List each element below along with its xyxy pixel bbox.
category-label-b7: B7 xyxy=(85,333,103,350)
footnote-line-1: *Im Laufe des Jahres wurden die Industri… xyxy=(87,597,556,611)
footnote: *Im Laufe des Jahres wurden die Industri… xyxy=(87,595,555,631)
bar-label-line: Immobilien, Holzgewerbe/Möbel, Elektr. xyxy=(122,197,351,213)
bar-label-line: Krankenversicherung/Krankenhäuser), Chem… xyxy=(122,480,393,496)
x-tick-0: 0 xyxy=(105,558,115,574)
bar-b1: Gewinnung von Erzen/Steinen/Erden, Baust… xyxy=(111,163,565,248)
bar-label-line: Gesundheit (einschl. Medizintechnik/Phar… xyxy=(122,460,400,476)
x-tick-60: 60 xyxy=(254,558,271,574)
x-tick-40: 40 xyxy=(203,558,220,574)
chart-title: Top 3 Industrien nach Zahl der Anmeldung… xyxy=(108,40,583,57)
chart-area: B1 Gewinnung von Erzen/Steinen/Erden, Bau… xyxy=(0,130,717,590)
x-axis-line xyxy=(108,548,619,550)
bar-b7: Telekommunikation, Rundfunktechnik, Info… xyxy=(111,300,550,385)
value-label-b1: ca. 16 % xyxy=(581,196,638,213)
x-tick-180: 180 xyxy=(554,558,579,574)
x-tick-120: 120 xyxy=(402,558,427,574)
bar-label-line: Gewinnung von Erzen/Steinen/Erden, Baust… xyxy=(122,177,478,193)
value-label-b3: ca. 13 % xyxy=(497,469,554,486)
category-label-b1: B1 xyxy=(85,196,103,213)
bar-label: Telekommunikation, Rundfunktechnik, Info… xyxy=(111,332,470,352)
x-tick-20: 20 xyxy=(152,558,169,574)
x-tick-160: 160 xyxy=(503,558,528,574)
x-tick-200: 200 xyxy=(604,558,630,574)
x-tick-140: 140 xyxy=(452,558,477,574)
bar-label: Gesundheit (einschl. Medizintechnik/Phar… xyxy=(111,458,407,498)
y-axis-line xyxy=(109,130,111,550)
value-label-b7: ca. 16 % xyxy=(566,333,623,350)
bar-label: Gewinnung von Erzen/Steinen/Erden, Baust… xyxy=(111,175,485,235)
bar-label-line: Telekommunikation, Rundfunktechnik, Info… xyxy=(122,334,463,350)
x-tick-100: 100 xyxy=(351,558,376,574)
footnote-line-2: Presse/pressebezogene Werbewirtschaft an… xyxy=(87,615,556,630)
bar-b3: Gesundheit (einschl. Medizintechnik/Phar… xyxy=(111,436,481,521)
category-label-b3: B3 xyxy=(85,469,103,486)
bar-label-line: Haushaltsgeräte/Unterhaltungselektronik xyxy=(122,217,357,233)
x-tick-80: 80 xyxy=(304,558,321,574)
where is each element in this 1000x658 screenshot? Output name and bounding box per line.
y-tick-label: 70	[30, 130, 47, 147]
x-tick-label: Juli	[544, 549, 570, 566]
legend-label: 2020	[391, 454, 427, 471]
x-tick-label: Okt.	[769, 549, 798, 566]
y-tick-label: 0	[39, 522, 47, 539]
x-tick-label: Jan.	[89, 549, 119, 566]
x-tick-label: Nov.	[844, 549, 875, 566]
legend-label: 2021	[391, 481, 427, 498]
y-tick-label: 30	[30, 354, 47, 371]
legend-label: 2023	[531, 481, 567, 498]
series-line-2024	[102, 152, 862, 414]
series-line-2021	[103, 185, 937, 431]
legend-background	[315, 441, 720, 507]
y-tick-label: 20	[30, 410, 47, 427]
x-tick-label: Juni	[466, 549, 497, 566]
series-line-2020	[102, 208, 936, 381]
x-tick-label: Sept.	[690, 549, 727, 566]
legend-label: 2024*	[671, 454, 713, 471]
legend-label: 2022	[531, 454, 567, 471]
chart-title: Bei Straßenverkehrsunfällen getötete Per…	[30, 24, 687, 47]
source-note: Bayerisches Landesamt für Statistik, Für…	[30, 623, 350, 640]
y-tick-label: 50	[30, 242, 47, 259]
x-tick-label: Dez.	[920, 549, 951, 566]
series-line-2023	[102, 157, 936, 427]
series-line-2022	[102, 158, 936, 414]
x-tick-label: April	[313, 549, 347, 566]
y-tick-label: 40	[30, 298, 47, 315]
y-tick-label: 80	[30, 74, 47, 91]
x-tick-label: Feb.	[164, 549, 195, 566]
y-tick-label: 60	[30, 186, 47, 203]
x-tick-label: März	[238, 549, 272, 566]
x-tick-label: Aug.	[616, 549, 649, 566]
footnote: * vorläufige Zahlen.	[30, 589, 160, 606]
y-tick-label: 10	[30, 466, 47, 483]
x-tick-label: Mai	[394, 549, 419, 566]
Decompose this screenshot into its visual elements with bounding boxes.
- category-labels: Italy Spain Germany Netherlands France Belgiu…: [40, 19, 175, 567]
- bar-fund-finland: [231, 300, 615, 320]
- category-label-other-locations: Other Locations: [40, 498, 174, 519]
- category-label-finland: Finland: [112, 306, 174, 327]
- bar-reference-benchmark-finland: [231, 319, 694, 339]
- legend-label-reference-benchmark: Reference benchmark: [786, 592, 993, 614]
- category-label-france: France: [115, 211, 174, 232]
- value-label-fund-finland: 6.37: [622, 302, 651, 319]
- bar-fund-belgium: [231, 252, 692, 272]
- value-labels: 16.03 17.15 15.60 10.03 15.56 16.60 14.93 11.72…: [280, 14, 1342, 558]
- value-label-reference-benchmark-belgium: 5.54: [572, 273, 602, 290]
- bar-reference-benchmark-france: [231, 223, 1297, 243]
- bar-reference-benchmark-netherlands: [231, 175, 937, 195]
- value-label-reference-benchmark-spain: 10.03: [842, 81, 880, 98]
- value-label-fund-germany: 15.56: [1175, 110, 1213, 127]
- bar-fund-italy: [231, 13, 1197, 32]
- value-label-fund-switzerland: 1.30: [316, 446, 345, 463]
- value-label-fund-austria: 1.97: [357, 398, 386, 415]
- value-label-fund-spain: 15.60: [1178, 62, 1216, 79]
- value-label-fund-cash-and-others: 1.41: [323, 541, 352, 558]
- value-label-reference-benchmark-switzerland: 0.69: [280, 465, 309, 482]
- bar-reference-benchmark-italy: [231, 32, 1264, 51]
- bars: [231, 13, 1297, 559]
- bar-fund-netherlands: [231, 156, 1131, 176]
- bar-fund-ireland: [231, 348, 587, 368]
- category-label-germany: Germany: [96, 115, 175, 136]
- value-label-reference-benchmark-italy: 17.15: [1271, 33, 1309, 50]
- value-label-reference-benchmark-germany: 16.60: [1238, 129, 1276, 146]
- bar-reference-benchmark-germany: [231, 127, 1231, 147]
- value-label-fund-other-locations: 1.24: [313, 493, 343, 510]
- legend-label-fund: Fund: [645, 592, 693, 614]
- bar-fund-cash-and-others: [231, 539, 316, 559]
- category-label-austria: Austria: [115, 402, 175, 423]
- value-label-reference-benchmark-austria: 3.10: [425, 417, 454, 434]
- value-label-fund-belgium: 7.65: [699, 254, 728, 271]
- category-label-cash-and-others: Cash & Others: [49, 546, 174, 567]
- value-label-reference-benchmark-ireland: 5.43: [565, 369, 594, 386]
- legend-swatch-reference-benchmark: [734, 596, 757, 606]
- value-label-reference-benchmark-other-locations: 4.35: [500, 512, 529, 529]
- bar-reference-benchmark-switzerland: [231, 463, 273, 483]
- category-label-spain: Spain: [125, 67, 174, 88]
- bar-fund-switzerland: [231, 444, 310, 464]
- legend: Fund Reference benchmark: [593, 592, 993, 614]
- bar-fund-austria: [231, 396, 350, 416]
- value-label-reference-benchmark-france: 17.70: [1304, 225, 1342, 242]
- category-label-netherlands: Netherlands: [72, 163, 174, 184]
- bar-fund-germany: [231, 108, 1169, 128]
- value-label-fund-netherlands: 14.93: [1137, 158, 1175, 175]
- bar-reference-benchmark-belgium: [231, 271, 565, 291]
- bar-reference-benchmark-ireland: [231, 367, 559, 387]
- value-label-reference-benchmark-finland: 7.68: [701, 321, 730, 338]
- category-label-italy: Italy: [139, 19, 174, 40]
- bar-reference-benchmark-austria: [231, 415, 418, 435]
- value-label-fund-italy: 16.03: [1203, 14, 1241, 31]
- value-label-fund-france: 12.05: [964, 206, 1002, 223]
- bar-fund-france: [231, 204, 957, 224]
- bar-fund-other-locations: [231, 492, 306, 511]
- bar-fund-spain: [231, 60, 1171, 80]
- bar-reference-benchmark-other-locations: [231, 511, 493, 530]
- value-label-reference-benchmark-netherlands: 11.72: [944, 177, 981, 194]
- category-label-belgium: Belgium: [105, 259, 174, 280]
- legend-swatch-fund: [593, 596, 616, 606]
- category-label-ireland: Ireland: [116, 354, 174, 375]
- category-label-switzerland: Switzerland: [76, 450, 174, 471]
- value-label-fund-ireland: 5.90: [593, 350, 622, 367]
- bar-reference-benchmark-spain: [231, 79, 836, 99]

What the exercise asks: Copy out the stretch from the start of the records through the line that contains "x-tick-100: 100 xyxy=(351,558,376,574)", both ends included, reproducing each line unchanged.

Output of the exercise:
List each element below along with its xyxy pixel bbox.
category-label-b7: B7 xyxy=(85,333,103,350)
footnote-line-1: *Im Laufe des Jahres wurden die Industri… xyxy=(87,597,556,611)
footnote: *Im Laufe des Jahres wurden die Industri… xyxy=(87,595,555,631)
bar-label-line: Immobilien, Holzgewerbe/Möbel, Elektr. xyxy=(122,197,351,213)
bar-label-line: Krankenversicherung/Krankenhäuser), Chem… xyxy=(122,480,393,496)
x-tick-0: 0 xyxy=(105,558,115,574)
bar-b1: Gewinnung von Erzen/Steinen/Erden, Baust… xyxy=(111,163,565,248)
bar-label-line: Gesundheit (einschl. Medizintechnik/Phar… xyxy=(122,460,400,476)
x-tick-60: 60 xyxy=(254,558,271,574)
x-tick-40: 40 xyxy=(203,558,220,574)
chart-title: Top 3 Industrien nach Zahl der Anmeldung… xyxy=(108,40,583,57)
chart-area: B1 Gewinnung von Erzen/Steinen/Erden, Bau… xyxy=(0,130,717,590)
x-axis-line xyxy=(108,548,619,550)
bar-b7: Telekommunikation, Rundfunktechnik, Info… xyxy=(111,300,550,385)
value-label-b1: ca. 16 % xyxy=(581,196,638,213)
x-tick-180: 180 xyxy=(554,558,579,574)
x-tick-120: 120 xyxy=(402,558,427,574)
bar-label-line: Gewinnung von Erzen/Steinen/Erden, Baust… xyxy=(122,177,478,193)
value-label-b3: ca. 13 % xyxy=(497,469,554,486)
category-label-b1: B1 xyxy=(85,196,103,213)
bar-label: Telekommunikation, Rundfunktechnik, Info… xyxy=(111,332,470,352)
x-tick-20: 20 xyxy=(152,558,169,574)
x-tick-160: 160 xyxy=(503,558,528,574)
x-tick-200: 200 xyxy=(604,558,630,574)
x-tick-140: 140 xyxy=(452,558,477,574)
bar-label: Gesundheit (einschl. Medizintechnik/Phar… xyxy=(111,458,407,498)
y-axis-line xyxy=(109,130,111,550)
value-label-b7: ca. 16 % xyxy=(566,333,623,350)
bar-label: Gewinnung von Erzen/Steinen/Erden, Baust… xyxy=(111,175,485,235)
bar-label-line: Telekommunikation, Rundfunktechnik, Info… xyxy=(122,334,463,350)
x-tick-100: 100 xyxy=(351,558,376,574)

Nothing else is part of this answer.